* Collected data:

=====

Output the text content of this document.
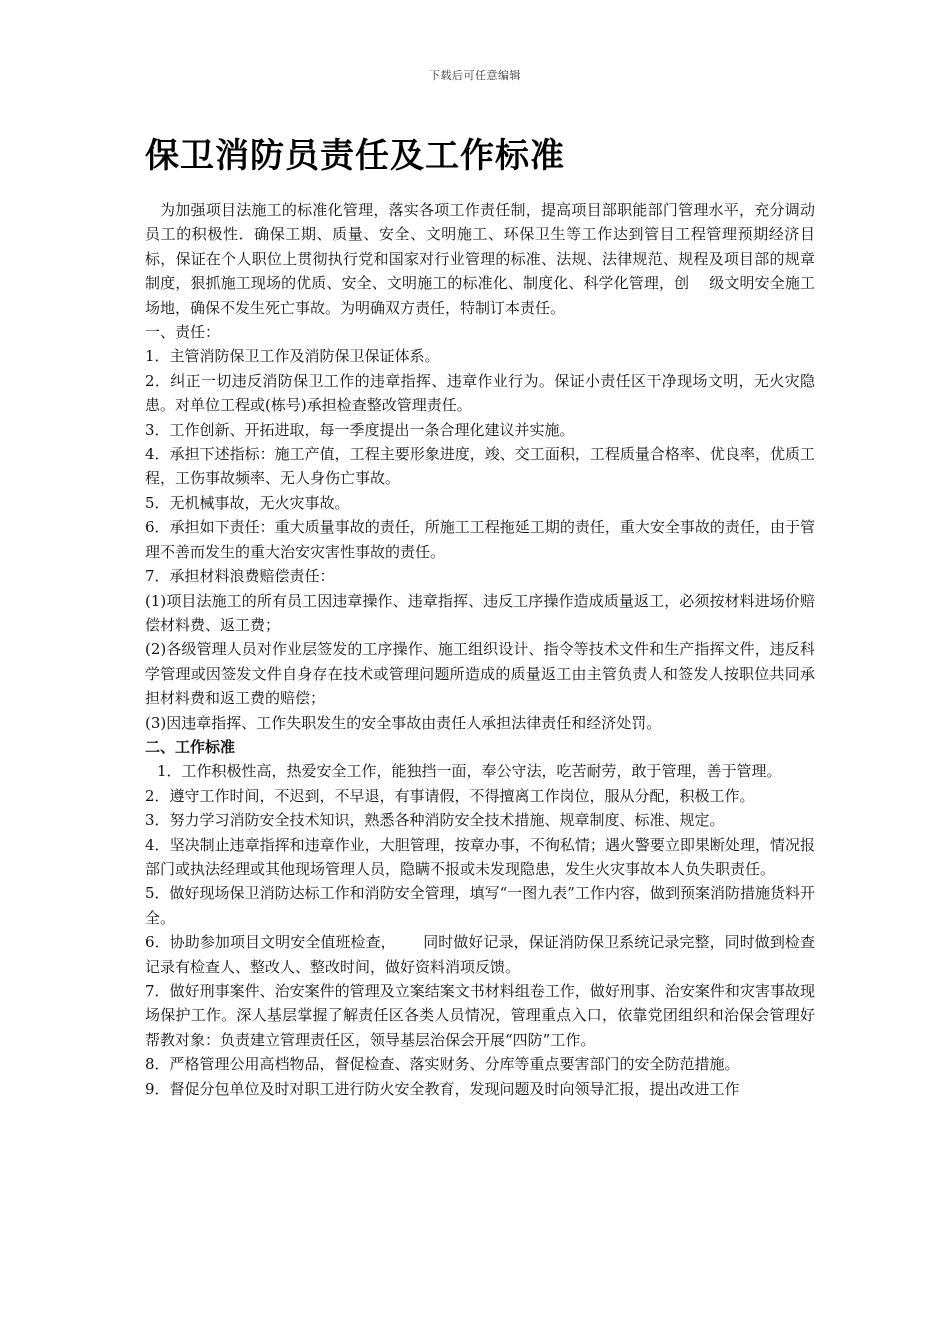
下载后可任意编辑
保卫消防员责任及工作标准

为加强项目法施工的标准化管理，落实各项工作责任制，提高项目部职能部门管理水平，充分调动员工的积极性．确保工期、质量、安全、文明施工、环保卫生等工作达到管目工程管理预期经济目标，保证在个人职位上贯彻执行党和国家对行业管理的标准、法规、法律规范、规程及项目部的规章制度，狠抓施工现场的优质、安全、文明施工的标准化、制度化、科学化管理，创　 级文明安全施工场地，确保不发生死亡事故。为明确双方责任，特制订本责任。

一、责任：

1．主管消防保卫工作及消防保卫保证体系。

2．纠正一切违反消防保卫工作的违章指挥、违章作业行为。保证小责任区干净现场文明，无火灾隐患。对单位工程或(栋号)承担检查整改管理责任。

3．工作创新、开拓进取，每一季度提出一条合理化建议并实施。

4．承担下述指标：施工产值，工程主要形象进度，竣、交工面积，工程质量合格率、优良率，优质工程，工伤事故频率、无人身伤亡事故。

5．无机械事故，无火灾事故。

6．承担如下责任：重大质量事故的责任，所施工工程拖延工期的责任，重大安全事故的责任，由于管理不善而发生的重大治安灾害性事故的责任。

7．承担材料浪费赔偿责任：

(1)项目法施工的所有员工因违章操作、违章指挥、违反工序操作造成质量返工，必须按材料进场价赔偿材料费、返工费；

(2)各级管理人员对作业层签发的工序操作、施工组织设计、指令等技术文件和生产指挥文件，违反科学管理或因签发文件自身存在技术或管理问题所造成的质量返工由主管负责人和签发人按职位共同承担材料费和返工费的赔偿；

(3)因违章指挥、工作失职发生的安全事故由责任人承担法律责任和经济处罚。

二、工作标准

1．工作积极性高，热爱安全工作，能独挡一面，奉公守法，吃苦耐劳，敢于管理，善于管理。

2．遵守工作时间，不迟到，不早退，有事请假，不得擅离工作岗位，服从分配，积极工作。

3．努力学习消防安全技术知识，熟悉各种消防安全技术措施、规章制度、标准、规定。

4．坚决制止违章指挥和违章作业，大胆管理，按章办事，不徇私情；遇火警要立即果断处理，情况报部门或执法经理或其他现场管理人员，隐瞒不报或未发现隐患，发生火灾事故本人负失职责任。

5．做好现场保卫消防达标工作和消防安全管理，填写“一图九表”工作内容，做到预案消防措施货料开全。

6．协助参加项目文明安全值班检查，　　 同时做好记录，保证消防保卫系统记录完整，同时做到检查记录有检查人、整改人、整改时间，做好资料消项反馈。

7．做好刑事案件、治安案件的管理及立案结案文书材料组卷工作，做好刑事、治安案件和灾害事故现场保护工作。深人基层掌握了解责任区各类人员情况，管理重点入口，依靠党团组织和治保会管理好帮教对象：负责建立管理责任区，领导基层治保会开展“四防”工作。

8．严格管理公用高档物品，督促检查、落实财务、分库等重点要害部门的安全防范措施。

9．督促分包单位及时对职工进行防火安全教育，发现问题及时向领导汇报，提出改进工作
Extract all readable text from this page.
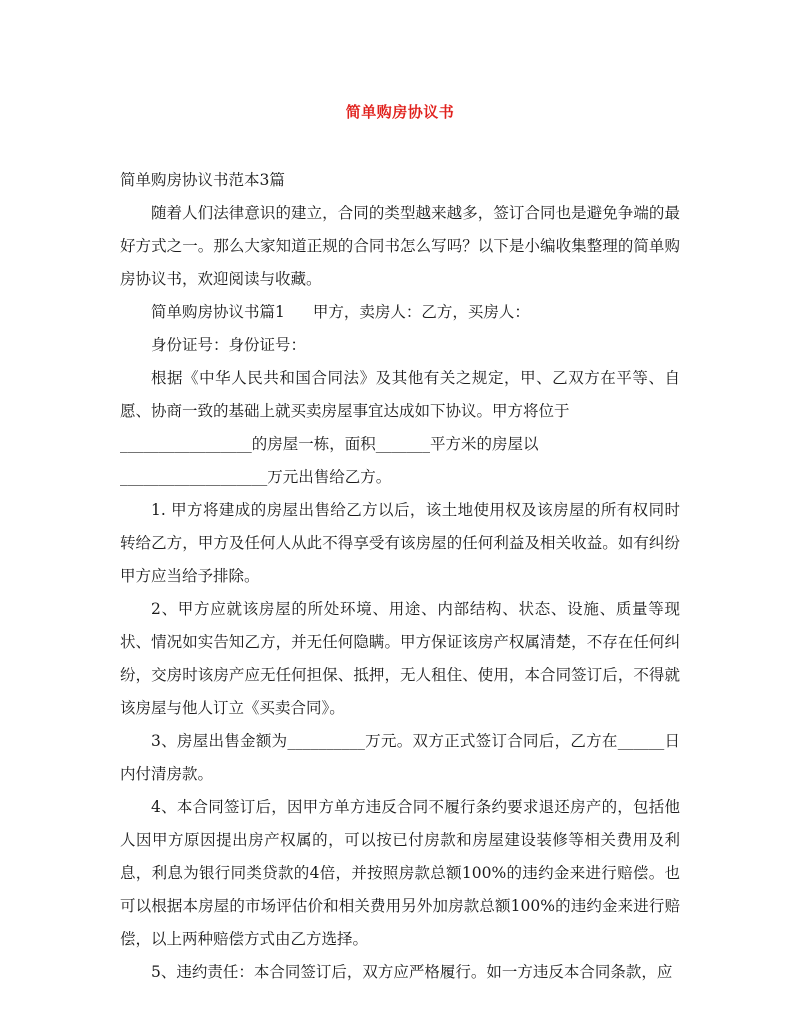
简单购房协议书

简单购房协议书范本3篇

随着人们法律意识的建立，合同的类型越来越多，签订合同也是避免争端的最好方式之一。那么大家知道正规的合同书怎么写吗？以下是小编收集整理的简单购房协议书，欢迎阅读与收藏。

简单购房协议书篇1 甲方，卖房人：乙方，买房人：

身份证号：身份证号：

根据《中华人民共和国合同法》及其他有关之规定，甲、乙双方在平等、自愿、协商一致的基础上就买卖房屋事宜达成如下协议。甲方将位于

_________________的房屋一栋，面积_______平方米的房屋以

___________________万元出售给乙方。

1. 甲方将建成的房屋出售给乙方以后，该土地使用权及该房屋的所有权同时转给乙方，甲方及任何人从此不得享受有该房屋的任何利益及相关收益。如有纠纷甲方应当给予排除。

2、甲方应就该房屋的所处环境、用途、内部结构、状态、设施、质量等现状、情况如实告知乙方，并无任何隐瞒。甲方保证该房产权属清楚，不存在任何纠纷，交房时该房产应无任何担保、抵押，无人租住、使用，本合同签订后，不得就该房屋与他人订立《买卖合同》。

3、房屋出售金额为__________万元。双方正式签订合同后，乙方在______日内付清房款。

4、本合同签订后，因甲方单方违反合同不履行条约要求退还房产的，包括他人因甲方原因提出房产权属的，可以按已付房款和房屋建设装修等相关费用及利息，利息为银行同类贷款的4倍，并按照房款总额100%的违约金来进行赔偿。也可以根据本房屋的市场评估价和相关费用另外加房款总额100%的违约金来进行赔偿，以上两种赔偿方式由乙方选择。

5、违约责任：本合同签订后，双方应严格履行。如一方违反本合同条款，应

=====

* TASK BRIEF: Return only those lines of the records that contain the string "this".

* COMPLETE ANSWER:
Output the text content of this document.
Extract all readable text from this page.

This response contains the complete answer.